→ What is needed
Find how many lines in the material contain "this"; your answer should be that number alone.

Data listing:
>> Start

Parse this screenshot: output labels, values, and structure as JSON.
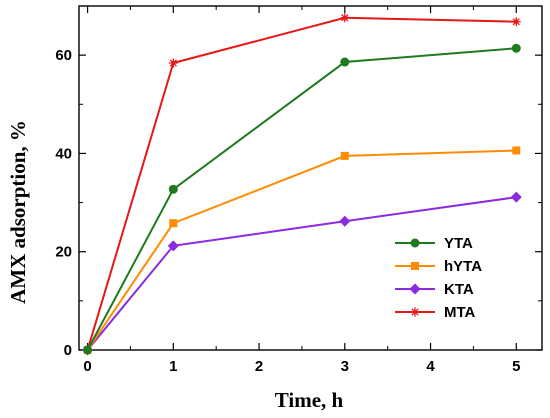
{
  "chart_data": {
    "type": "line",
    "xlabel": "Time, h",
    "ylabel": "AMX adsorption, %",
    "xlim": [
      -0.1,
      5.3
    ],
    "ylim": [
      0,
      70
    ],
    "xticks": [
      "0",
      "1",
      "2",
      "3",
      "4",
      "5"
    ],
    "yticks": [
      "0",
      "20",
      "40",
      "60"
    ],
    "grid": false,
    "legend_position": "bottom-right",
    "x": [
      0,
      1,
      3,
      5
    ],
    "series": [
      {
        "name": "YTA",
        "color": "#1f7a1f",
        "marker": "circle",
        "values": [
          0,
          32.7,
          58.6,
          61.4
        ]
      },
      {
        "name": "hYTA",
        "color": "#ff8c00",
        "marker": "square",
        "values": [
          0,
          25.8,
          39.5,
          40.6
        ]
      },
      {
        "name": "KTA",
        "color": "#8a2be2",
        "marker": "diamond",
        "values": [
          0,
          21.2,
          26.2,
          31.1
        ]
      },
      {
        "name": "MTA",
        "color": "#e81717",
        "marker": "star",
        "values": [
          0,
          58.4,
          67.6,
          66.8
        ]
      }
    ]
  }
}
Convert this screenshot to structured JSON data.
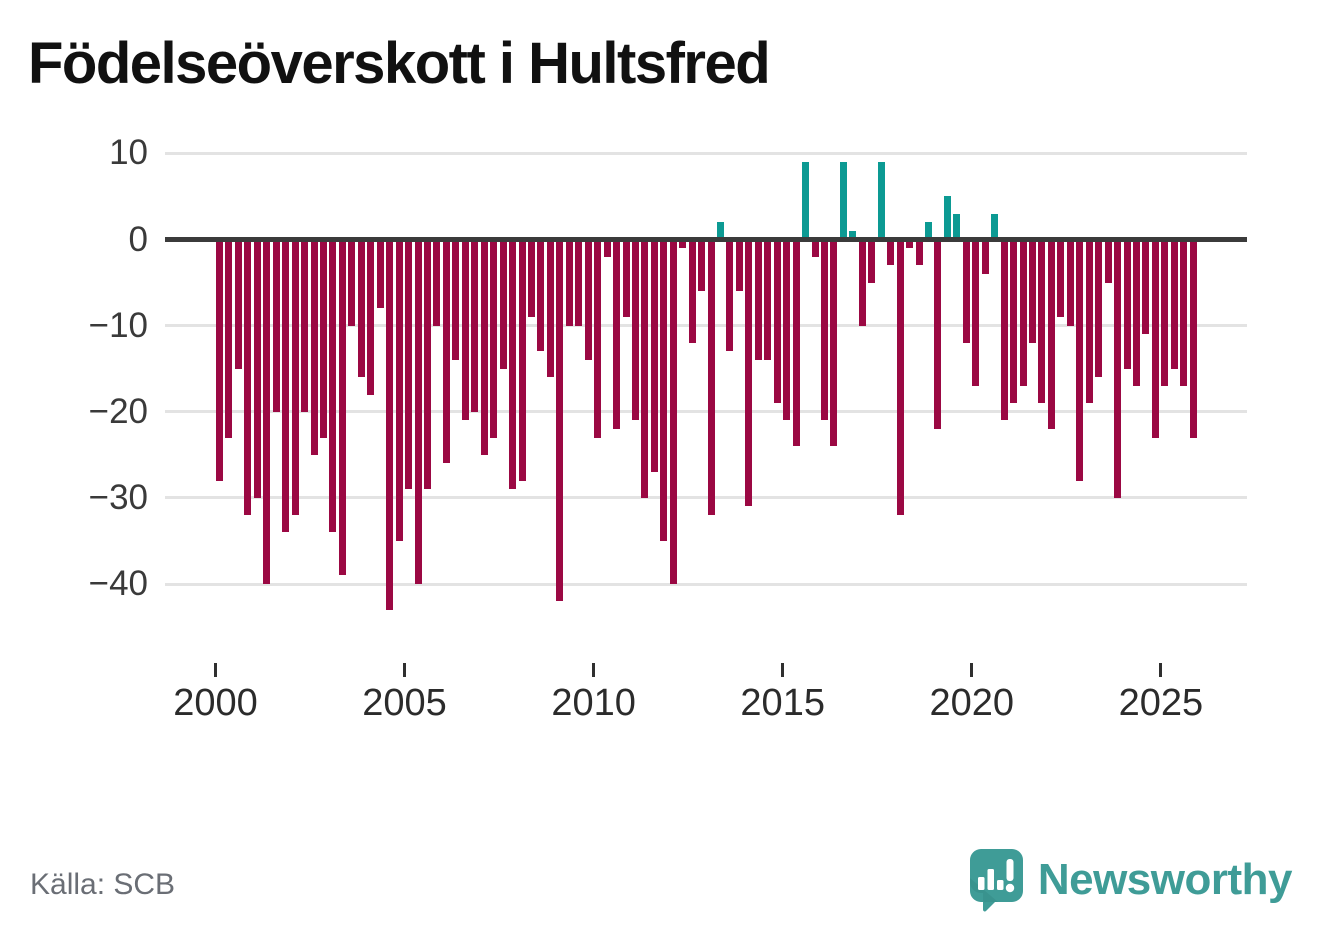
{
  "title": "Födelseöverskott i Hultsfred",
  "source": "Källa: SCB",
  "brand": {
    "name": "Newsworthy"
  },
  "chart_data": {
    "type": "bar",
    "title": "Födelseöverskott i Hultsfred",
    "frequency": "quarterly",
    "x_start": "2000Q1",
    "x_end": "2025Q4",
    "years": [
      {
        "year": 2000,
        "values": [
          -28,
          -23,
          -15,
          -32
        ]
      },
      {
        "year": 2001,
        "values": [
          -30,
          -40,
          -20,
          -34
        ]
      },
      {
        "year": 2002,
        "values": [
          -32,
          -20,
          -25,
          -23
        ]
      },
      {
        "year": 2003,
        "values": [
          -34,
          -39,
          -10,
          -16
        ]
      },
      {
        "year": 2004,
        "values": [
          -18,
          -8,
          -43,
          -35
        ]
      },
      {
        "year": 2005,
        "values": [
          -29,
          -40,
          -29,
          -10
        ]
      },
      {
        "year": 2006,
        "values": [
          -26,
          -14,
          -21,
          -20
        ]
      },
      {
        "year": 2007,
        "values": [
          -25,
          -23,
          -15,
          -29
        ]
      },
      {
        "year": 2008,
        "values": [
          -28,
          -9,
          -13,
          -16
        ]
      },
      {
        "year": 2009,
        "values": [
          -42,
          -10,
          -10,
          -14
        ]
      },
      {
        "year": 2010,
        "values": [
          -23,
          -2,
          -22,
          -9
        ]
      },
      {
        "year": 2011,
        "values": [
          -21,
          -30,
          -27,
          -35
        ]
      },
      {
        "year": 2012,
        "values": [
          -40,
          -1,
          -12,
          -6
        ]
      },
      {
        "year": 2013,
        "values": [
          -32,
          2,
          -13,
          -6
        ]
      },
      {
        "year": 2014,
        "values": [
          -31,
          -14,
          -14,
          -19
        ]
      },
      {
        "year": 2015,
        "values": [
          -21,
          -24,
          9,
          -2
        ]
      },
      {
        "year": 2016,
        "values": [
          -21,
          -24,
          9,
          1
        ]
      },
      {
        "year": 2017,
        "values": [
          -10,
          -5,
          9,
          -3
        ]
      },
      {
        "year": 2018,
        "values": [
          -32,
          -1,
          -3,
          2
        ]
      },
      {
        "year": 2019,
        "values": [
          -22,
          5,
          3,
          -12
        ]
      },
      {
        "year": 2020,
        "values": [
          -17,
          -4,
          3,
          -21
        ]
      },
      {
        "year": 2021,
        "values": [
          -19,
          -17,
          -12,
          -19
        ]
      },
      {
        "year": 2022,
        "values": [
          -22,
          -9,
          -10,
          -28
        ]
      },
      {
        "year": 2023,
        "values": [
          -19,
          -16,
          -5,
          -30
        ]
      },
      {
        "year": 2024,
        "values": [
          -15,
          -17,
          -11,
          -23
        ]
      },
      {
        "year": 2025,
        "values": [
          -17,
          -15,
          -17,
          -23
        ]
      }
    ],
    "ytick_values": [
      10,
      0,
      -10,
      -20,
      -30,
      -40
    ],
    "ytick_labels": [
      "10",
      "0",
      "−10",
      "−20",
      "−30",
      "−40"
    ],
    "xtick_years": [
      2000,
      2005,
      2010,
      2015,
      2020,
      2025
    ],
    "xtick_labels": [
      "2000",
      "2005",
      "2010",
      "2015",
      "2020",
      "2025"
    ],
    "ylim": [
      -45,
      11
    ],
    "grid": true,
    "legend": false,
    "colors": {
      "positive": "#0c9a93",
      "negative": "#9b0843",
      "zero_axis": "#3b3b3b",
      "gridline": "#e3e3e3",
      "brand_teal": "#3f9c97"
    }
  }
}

>> End
>> Start

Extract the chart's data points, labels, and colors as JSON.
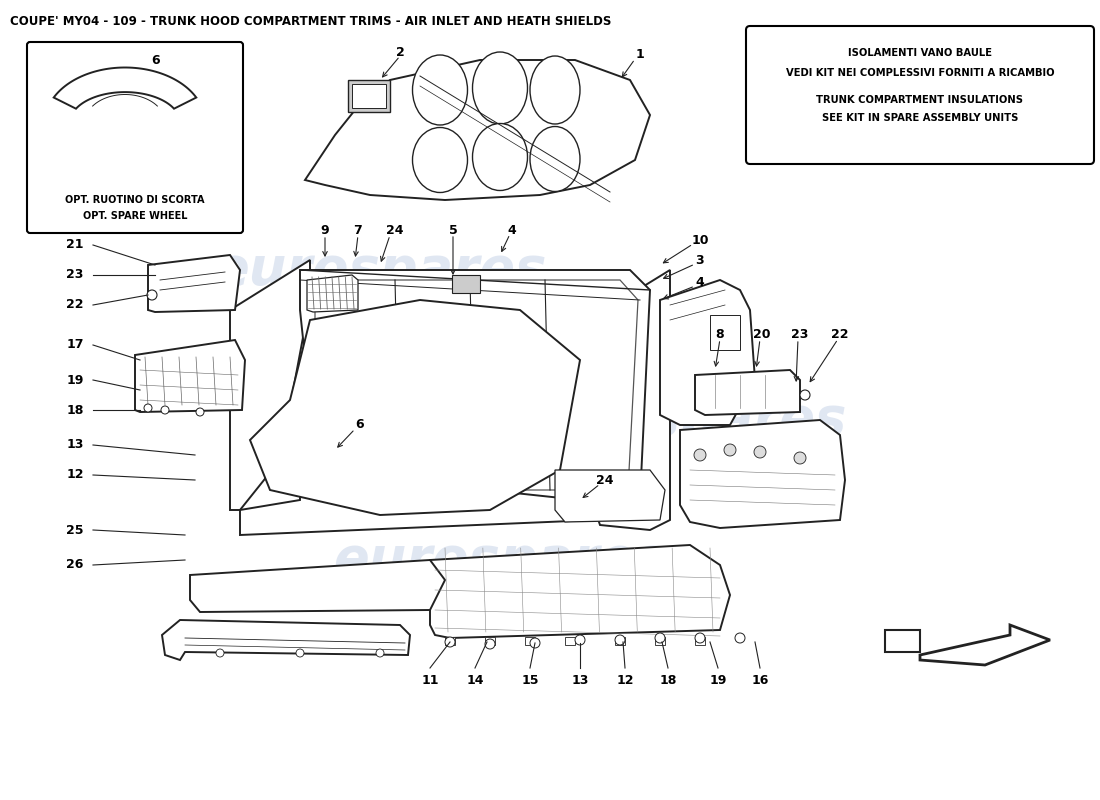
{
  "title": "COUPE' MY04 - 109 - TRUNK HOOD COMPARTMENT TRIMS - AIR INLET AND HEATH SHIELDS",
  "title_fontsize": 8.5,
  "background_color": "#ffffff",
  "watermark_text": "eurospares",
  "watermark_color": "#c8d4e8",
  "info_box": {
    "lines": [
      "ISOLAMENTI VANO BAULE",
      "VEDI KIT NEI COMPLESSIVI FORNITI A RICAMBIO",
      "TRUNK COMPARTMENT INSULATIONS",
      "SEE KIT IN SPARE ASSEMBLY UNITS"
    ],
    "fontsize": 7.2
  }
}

>> End

→ Completed exercise
2